### Stored items
........
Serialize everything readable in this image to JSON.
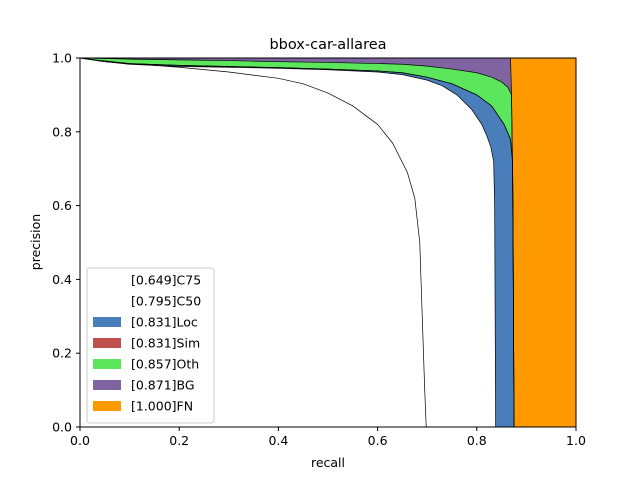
{
  "chart_data": {
    "type": "area",
    "title": "bbox-car-allarea",
    "xlabel": "recall",
    "ylabel": "precision",
    "xlim": [
      0,
      1
    ],
    "ylim": [
      0,
      1
    ],
    "x_ticks": [
      "0.0",
      "0.2",
      "0.4",
      "0.6",
      "0.8",
      "1.0"
    ],
    "y_ticks": [
      "0.0",
      "0.2",
      "0.4",
      "0.6",
      "0.8",
      "1.0"
    ],
    "grid": false,
    "legend_position": "lower-left",
    "series": [
      {
        "name": "[0.649]C75",
        "color": "#ffffff",
        "points": [
          [
            0,
            1.0
          ],
          [
            0.03,
            0.995
          ],
          [
            0.1,
            0.985
          ],
          [
            0.2,
            0.975
          ],
          [
            0.3,
            0.962
          ],
          [
            0.4,
            0.945
          ],
          [
            0.45,
            0.93
          ],
          [
            0.5,
            0.905
          ],
          [
            0.55,
            0.87
          ],
          [
            0.6,
            0.82
          ],
          [
            0.63,
            0.77
          ],
          [
            0.66,
            0.69
          ],
          [
            0.675,
            0.62
          ],
          [
            0.685,
            0.5
          ],
          [
            0.69,
            0.3
          ],
          [
            0.695,
            0.1
          ],
          [
            0.698,
            0.0
          ]
        ]
      },
      {
        "name": "[0.795]C50",
        "color": "#ffffff",
        "points": [
          [
            0,
            1.0
          ],
          [
            0.05,
            0.99
          ],
          [
            0.1,
            0.983
          ],
          [
            0.2,
            0.977
          ],
          [
            0.3,
            0.975
          ],
          [
            0.4,
            0.972
          ],
          [
            0.5,
            0.968
          ],
          [
            0.6,
            0.962
          ],
          [
            0.65,
            0.955
          ],
          [
            0.7,
            0.94
          ],
          [
            0.73,
            0.925
          ],
          [
            0.76,
            0.9
          ],
          [
            0.79,
            0.86
          ],
          [
            0.81,
            0.82
          ],
          [
            0.82,
            0.79
          ],
          [
            0.828,
            0.76
          ],
          [
            0.834,
            0.72
          ],
          [
            0.836,
            0.6
          ],
          [
            0.837,
            0.3
          ],
          [
            0.838,
            0.0
          ]
        ]
      },
      {
        "name": "[0.831]Loc",
        "color": "#4a7ebb",
        "points": [
          [
            0,
            1.0
          ],
          [
            0.05,
            0.99
          ],
          [
            0.1,
            0.985
          ],
          [
            0.2,
            0.98
          ],
          [
            0.3,
            0.977
          ],
          [
            0.4,
            0.974
          ],
          [
            0.5,
            0.97
          ],
          [
            0.6,
            0.965
          ],
          [
            0.65,
            0.96
          ],
          [
            0.7,
            0.948
          ],
          [
            0.75,
            0.93
          ],
          [
            0.8,
            0.9
          ],
          [
            0.83,
            0.87
          ],
          [
            0.855,
            0.82
          ],
          [
            0.868,
            0.78
          ],
          [
            0.872,
            0.72
          ],
          [
            0.873,
            0.6
          ],
          [
            0.874,
            0.3
          ],
          [
            0.875,
            0.0
          ]
        ]
      },
      {
        "name": "[0.831]Sim",
        "color": "#c0504d",
        "points": [
          [
            0,
            1.0
          ],
          [
            0.05,
            0.99
          ],
          [
            0.1,
            0.985
          ],
          [
            0.2,
            0.98
          ],
          [
            0.3,
            0.977
          ],
          [
            0.4,
            0.974
          ],
          [
            0.5,
            0.97
          ],
          [
            0.6,
            0.965
          ],
          [
            0.65,
            0.96
          ],
          [
            0.7,
            0.948
          ],
          [
            0.75,
            0.93
          ],
          [
            0.8,
            0.9
          ],
          [
            0.83,
            0.87
          ],
          [
            0.855,
            0.82
          ],
          [
            0.868,
            0.78
          ],
          [
            0.872,
            0.72
          ],
          [
            0.873,
            0.6
          ],
          [
            0.874,
            0.3
          ],
          [
            0.875,
            0.0
          ]
        ]
      },
      {
        "name": "[0.857]Oth",
        "color": "#5ce65c",
        "points": [
          [
            0,
            1.0
          ],
          [
            0.1,
            0.997
          ],
          [
            0.2,
            0.995
          ],
          [
            0.3,
            0.993
          ],
          [
            0.4,
            0.99
          ],
          [
            0.5,
            0.988
          ],
          [
            0.6,
            0.985
          ],
          [
            0.65,
            0.983
          ],
          [
            0.7,
            0.978
          ],
          [
            0.75,
            0.97
          ],
          [
            0.8,
            0.96
          ],
          [
            0.83,
            0.948
          ],
          [
            0.85,
            0.935
          ],
          [
            0.863,
            0.92
          ],
          [
            0.87,
            0.9
          ],
          [
            0.872,
            0.7
          ],
          [
            0.874,
            0.3
          ],
          [
            0.875,
            0.0
          ]
        ]
      },
      {
        "name": "[0.871]BG",
        "color": "#8064a2",
        "points": [
          [
            0,
            1.0
          ],
          [
            0.2,
            1.0
          ],
          [
            0.4,
            1.0
          ],
          [
            0.6,
            1.0
          ],
          [
            0.8,
            1.0
          ],
          [
            0.868,
            1.0
          ],
          [
            0.87,
            0.9
          ],
          [
            0.872,
            0.7
          ],
          [
            0.874,
            0.3
          ],
          [
            0.875,
            0.0
          ]
        ]
      },
      {
        "name": "[1.000]FN",
        "color": "#ff9900",
        "points": [
          [
            0,
            1.0
          ],
          [
            1.0,
            1.0
          ],
          [
            1.0,
            0.0
          ]
        ]
      }
    ]
  }
}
........
### Do this
Count the lines in the records above that hold the word "name", and give only that number.

### Output of the task
7